- [Stored data]
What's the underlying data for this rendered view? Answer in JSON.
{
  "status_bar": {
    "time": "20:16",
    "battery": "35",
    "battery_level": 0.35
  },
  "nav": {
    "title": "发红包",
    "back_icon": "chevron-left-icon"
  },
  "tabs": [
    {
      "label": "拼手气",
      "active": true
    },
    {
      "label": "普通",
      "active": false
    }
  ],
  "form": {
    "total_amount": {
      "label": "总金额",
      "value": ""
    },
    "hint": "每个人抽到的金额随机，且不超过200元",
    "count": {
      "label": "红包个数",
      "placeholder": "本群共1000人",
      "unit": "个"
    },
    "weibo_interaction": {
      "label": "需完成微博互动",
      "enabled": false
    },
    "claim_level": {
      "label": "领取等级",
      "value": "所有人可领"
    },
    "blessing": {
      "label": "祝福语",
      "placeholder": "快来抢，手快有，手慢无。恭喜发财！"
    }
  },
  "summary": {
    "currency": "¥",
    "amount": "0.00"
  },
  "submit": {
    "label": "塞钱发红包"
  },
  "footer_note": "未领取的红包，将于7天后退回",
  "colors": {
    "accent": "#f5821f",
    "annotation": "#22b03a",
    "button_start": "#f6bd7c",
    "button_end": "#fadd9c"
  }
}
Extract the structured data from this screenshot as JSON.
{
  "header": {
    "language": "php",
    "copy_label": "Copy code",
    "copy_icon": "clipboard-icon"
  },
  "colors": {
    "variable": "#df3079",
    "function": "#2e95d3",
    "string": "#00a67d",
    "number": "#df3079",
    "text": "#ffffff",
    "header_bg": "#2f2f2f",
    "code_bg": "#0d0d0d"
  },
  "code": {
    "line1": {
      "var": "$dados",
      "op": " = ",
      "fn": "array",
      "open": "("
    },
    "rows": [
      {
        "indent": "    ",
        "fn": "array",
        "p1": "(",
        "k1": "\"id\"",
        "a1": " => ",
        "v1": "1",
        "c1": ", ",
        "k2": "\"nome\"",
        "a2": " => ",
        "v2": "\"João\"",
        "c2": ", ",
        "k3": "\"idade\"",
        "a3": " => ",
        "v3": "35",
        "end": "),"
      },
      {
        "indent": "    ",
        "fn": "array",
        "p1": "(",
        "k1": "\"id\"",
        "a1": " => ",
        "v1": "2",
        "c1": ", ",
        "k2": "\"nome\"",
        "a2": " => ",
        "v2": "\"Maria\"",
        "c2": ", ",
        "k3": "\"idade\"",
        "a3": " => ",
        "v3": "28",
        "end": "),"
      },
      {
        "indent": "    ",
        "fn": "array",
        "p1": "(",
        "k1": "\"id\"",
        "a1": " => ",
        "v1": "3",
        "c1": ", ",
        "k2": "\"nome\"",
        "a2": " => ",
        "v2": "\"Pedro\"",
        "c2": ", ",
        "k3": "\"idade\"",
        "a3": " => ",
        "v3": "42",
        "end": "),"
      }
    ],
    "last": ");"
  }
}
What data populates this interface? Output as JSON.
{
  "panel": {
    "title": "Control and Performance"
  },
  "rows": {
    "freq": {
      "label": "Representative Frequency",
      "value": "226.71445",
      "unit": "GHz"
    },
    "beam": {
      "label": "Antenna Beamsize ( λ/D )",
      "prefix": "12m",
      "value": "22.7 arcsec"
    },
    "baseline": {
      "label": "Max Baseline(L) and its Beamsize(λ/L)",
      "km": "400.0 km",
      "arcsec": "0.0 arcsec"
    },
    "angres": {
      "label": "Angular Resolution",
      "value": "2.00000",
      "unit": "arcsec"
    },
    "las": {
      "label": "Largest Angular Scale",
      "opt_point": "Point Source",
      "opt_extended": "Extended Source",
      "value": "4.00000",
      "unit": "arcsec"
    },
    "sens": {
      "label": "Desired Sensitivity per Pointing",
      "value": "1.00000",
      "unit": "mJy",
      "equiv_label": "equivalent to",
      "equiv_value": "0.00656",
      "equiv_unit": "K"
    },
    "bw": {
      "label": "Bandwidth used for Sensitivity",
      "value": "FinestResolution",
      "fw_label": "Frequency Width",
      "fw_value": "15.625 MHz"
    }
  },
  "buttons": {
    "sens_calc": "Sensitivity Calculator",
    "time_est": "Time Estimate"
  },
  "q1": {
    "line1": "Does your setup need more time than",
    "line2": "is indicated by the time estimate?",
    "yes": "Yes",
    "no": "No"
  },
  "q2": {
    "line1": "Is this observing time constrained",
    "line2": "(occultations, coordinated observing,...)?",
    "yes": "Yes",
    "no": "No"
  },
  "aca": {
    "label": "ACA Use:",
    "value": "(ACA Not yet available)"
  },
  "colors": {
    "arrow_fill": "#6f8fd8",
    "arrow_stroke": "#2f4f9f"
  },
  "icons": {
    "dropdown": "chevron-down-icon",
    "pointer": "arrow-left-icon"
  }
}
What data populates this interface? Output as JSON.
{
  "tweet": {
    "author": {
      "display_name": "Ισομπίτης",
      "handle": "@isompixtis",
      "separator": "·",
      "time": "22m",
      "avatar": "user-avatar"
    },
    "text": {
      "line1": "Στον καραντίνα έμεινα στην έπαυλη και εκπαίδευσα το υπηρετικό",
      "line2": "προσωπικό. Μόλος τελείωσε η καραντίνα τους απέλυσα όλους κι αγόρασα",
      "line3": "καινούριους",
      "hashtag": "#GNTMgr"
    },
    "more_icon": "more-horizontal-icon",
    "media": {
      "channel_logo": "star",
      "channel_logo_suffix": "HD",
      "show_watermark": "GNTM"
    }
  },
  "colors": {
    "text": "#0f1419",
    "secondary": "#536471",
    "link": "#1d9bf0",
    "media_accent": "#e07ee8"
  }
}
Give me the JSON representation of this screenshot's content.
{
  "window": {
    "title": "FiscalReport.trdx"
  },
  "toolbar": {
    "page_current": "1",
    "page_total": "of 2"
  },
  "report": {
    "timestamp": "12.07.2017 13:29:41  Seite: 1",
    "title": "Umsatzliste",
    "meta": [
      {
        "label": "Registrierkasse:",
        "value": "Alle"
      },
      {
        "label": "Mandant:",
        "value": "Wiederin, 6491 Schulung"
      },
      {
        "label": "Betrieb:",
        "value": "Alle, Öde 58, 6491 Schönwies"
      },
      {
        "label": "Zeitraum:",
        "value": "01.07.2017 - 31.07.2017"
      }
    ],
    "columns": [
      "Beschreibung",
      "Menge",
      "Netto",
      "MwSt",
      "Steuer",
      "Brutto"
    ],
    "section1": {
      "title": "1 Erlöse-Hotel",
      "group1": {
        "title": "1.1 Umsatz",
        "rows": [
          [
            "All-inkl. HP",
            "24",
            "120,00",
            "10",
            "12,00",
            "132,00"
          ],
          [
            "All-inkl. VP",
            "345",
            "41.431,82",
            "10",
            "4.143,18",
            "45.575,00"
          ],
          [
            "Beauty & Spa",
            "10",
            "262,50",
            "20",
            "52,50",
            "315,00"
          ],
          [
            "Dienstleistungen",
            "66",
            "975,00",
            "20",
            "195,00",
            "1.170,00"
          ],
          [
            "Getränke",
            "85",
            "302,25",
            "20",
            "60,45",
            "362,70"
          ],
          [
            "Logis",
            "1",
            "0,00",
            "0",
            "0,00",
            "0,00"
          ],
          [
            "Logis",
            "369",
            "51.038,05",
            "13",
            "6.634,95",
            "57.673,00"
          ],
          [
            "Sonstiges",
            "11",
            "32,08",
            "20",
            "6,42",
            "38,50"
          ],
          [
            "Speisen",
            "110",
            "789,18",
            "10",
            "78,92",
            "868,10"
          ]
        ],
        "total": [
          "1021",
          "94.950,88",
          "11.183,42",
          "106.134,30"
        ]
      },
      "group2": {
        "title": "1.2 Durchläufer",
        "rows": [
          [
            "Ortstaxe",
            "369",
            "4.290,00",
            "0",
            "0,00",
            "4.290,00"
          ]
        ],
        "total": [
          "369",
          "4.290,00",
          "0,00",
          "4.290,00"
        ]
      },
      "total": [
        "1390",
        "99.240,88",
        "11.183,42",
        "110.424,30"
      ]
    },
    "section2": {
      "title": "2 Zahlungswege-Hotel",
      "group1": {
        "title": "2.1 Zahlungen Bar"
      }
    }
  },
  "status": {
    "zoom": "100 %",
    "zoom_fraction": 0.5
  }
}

- [STATED GOAL] Exactly how many lines of the listing above contain the string "Alle"? Give no more than the number.

- [TASK RESULT] 2